— BEGIN Dataset records —
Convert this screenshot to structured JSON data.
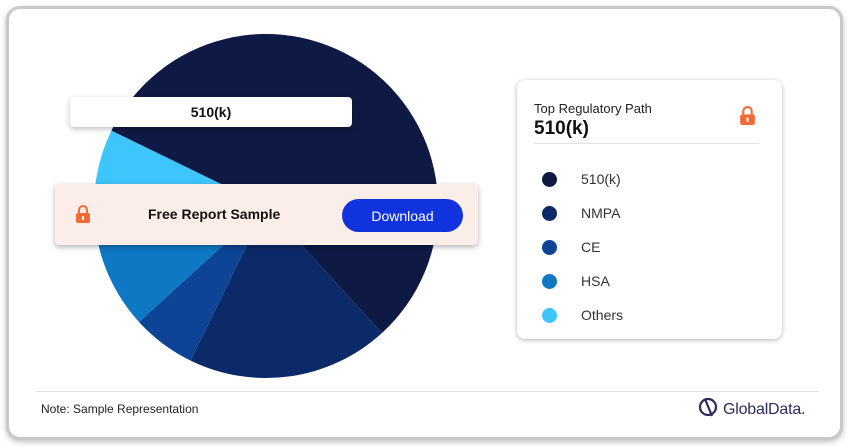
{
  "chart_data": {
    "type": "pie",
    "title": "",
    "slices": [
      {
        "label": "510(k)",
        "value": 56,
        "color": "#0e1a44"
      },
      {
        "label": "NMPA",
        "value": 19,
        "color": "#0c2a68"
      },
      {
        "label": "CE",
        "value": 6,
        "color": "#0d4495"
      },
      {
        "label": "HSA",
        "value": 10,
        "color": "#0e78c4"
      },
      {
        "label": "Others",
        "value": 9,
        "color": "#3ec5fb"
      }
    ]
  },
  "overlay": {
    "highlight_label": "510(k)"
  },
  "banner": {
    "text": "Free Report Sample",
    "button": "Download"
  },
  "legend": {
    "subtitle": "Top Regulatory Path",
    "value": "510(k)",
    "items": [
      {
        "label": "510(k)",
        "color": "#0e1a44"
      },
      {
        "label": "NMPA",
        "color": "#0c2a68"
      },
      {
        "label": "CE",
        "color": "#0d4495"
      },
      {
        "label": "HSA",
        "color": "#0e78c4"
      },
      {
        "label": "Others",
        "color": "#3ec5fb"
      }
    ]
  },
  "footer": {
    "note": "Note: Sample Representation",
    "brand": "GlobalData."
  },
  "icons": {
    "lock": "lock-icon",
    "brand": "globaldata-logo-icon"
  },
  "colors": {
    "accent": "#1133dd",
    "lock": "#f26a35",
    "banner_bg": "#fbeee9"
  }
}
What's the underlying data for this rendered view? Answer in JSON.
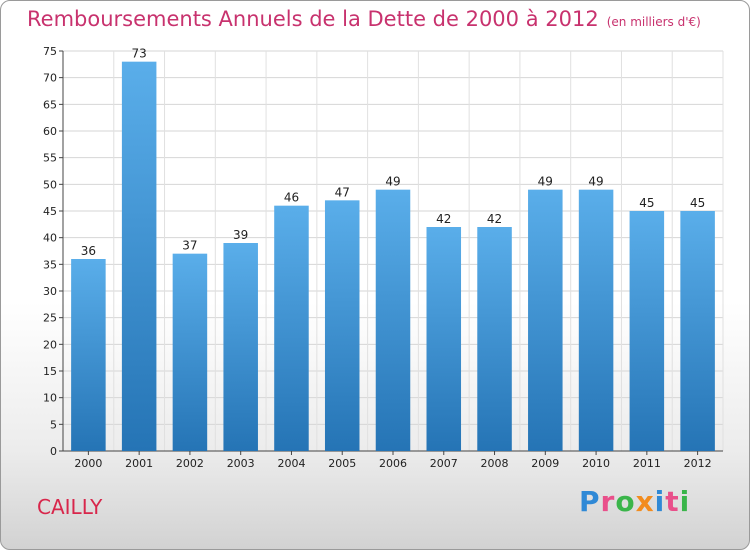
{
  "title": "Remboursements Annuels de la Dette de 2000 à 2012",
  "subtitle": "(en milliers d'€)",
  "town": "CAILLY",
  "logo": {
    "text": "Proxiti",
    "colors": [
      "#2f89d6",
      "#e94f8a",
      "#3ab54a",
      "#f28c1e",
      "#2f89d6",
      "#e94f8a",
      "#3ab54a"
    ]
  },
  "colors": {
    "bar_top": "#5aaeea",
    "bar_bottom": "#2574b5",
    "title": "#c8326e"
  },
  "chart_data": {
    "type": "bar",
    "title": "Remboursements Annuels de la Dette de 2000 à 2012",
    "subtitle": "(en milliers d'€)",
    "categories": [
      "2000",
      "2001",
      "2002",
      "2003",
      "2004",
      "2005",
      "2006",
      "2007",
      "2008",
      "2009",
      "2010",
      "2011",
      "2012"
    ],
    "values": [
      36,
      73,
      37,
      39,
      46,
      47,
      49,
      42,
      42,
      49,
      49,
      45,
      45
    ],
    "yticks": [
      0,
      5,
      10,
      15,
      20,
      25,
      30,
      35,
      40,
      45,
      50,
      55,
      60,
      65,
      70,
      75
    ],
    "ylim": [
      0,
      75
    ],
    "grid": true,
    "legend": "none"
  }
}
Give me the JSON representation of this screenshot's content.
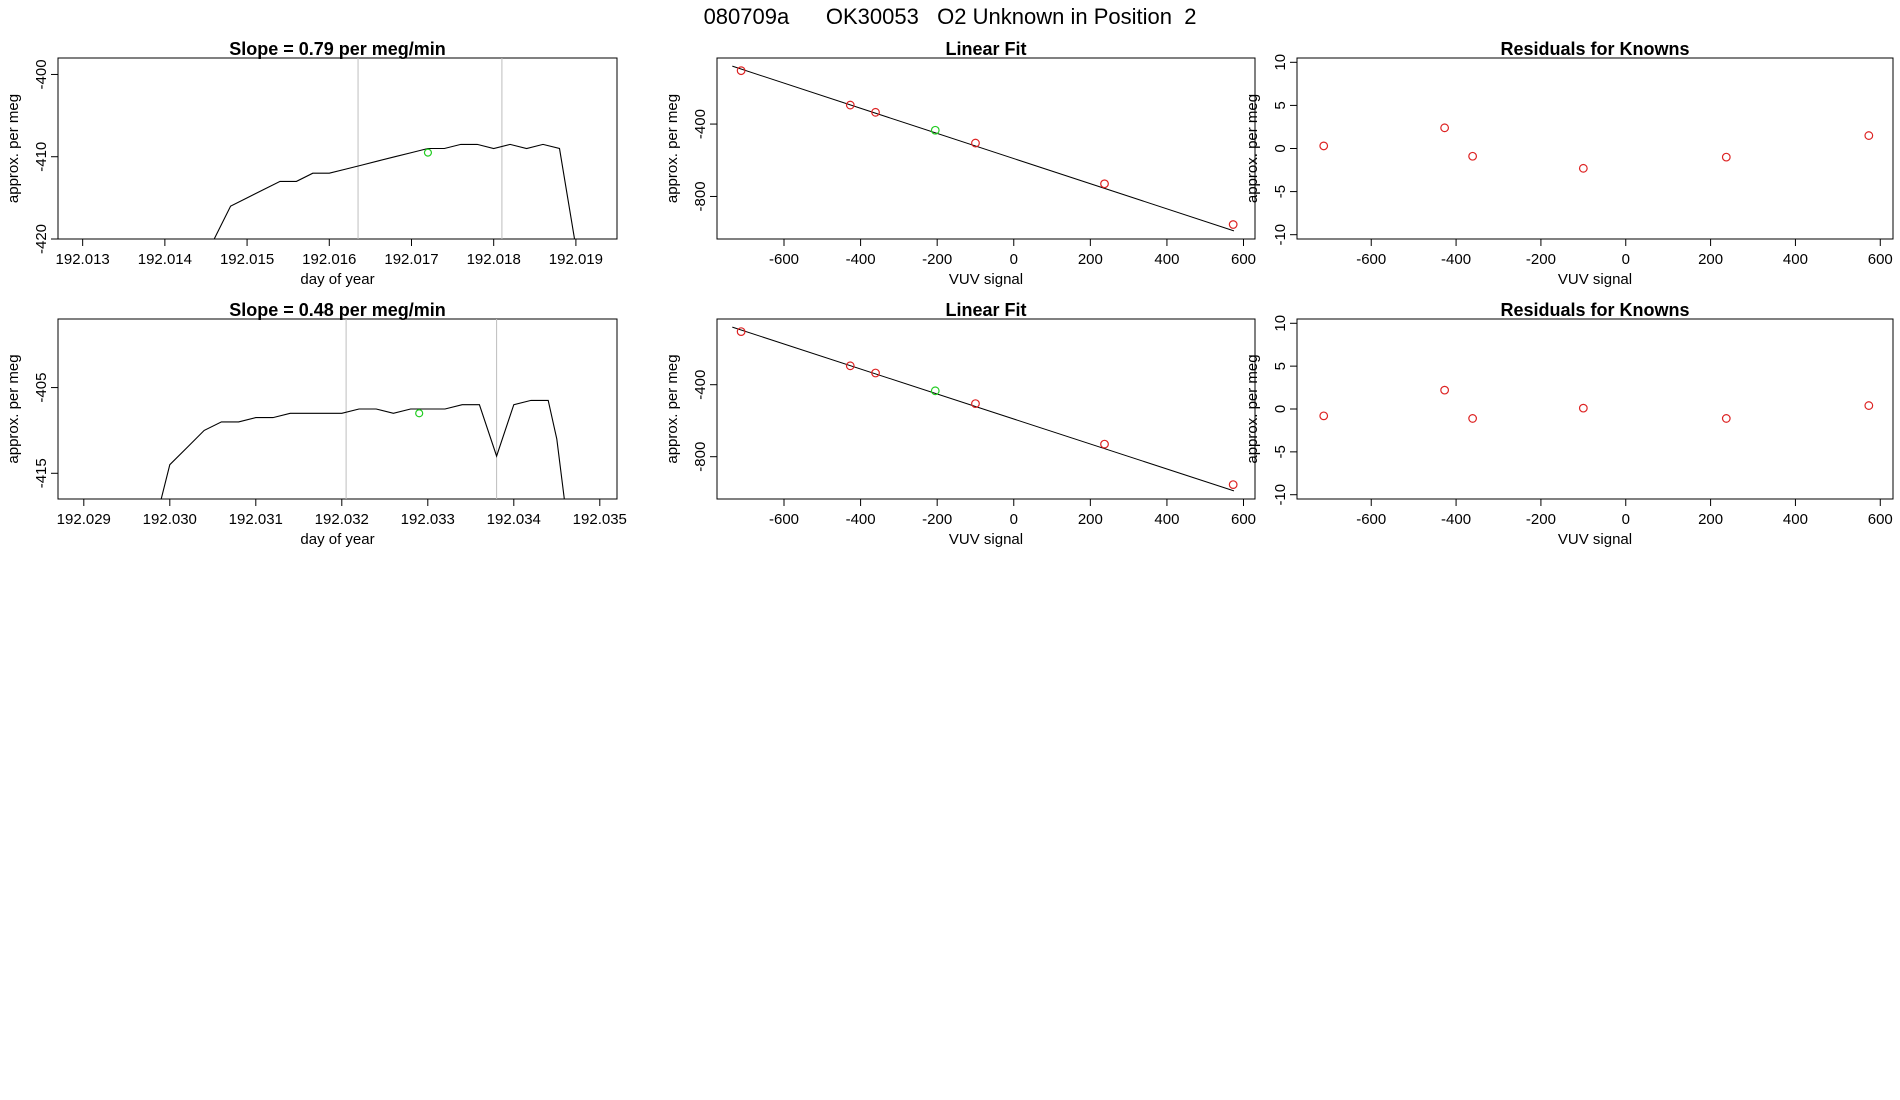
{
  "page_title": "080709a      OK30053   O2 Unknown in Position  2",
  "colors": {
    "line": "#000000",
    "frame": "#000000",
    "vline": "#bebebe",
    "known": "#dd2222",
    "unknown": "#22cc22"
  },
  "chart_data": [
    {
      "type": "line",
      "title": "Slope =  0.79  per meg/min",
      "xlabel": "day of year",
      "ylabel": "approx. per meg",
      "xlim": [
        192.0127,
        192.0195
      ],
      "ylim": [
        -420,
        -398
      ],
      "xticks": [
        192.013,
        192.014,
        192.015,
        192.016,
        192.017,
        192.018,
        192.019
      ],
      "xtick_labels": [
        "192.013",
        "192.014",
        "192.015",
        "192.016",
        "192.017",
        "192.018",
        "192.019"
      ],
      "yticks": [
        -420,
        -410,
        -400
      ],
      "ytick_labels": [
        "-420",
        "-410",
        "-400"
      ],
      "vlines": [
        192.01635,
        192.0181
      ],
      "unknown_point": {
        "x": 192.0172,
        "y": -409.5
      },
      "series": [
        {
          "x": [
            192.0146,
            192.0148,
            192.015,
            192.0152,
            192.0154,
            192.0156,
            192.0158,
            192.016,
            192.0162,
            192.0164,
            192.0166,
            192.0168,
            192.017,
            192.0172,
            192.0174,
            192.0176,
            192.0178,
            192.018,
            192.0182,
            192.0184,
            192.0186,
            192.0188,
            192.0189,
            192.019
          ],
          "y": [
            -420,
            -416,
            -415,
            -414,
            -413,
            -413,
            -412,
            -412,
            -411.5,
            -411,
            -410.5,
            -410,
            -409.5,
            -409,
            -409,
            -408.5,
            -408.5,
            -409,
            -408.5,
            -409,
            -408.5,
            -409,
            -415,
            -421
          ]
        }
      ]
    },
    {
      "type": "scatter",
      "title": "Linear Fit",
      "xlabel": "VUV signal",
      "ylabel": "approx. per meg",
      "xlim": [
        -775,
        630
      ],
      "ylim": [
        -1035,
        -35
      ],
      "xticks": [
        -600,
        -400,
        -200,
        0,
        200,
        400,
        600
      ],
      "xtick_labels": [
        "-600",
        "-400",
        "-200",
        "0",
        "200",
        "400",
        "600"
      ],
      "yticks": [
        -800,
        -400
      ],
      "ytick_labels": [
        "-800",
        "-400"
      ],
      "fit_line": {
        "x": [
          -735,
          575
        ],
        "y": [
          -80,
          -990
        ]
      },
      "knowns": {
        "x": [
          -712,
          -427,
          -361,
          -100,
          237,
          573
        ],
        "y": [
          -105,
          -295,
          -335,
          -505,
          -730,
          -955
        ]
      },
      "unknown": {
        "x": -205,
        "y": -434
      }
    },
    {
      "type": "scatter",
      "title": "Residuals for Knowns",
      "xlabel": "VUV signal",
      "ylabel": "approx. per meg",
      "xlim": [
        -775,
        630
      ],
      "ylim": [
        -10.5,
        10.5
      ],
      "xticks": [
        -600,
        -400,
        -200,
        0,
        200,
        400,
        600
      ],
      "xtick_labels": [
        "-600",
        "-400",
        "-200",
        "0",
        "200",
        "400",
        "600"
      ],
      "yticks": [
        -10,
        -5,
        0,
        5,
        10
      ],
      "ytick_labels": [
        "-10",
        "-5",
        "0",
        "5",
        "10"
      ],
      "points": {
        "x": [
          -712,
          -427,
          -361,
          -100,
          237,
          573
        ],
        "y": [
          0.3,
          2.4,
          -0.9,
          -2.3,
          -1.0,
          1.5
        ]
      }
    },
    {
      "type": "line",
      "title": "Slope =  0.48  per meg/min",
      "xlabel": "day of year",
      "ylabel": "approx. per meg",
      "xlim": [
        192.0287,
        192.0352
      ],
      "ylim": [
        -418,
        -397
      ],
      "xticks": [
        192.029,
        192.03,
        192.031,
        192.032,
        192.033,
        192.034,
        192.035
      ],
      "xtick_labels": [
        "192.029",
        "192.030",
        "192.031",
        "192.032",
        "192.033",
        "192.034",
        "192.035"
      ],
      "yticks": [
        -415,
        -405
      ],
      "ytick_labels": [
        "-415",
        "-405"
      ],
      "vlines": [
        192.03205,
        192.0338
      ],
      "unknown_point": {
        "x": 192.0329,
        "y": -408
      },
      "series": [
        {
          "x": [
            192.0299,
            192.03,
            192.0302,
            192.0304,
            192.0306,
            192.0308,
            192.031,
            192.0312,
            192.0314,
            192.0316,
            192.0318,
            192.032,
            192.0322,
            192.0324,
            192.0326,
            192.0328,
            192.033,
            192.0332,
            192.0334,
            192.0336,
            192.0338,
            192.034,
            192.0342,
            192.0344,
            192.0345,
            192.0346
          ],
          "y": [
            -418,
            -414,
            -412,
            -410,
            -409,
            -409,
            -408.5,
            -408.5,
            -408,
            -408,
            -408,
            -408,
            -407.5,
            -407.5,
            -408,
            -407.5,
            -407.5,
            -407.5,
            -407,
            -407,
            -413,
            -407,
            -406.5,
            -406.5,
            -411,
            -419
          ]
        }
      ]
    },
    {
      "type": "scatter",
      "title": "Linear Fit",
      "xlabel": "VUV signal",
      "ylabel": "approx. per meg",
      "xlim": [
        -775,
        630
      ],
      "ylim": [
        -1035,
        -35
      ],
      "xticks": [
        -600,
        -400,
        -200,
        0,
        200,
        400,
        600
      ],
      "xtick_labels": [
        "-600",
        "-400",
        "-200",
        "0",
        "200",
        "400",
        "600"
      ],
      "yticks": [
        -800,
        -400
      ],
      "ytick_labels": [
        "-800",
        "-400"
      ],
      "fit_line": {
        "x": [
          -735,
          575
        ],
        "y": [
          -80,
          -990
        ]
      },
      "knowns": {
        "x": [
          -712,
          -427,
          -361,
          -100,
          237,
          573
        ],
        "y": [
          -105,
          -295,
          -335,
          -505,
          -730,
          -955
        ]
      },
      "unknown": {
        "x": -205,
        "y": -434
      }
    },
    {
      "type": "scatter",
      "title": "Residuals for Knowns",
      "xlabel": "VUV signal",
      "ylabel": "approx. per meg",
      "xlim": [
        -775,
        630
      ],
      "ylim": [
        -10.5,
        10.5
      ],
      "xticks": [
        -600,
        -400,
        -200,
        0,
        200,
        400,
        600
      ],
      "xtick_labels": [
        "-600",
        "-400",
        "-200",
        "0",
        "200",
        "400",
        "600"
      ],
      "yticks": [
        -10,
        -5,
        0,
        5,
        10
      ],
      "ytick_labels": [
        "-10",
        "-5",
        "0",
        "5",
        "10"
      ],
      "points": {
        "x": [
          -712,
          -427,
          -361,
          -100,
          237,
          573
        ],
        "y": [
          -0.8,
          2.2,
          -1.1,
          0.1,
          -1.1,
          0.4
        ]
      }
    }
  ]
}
— END Dataset records —
Task objective:
Identify every line holding the word "subtitle" and copy it out.

Response to this exercise:
    "subtitle": "Top Regulatory Path",
  "subtitle": "(en milliers d'€)",
    "subtitle": "(en milliers d'€)",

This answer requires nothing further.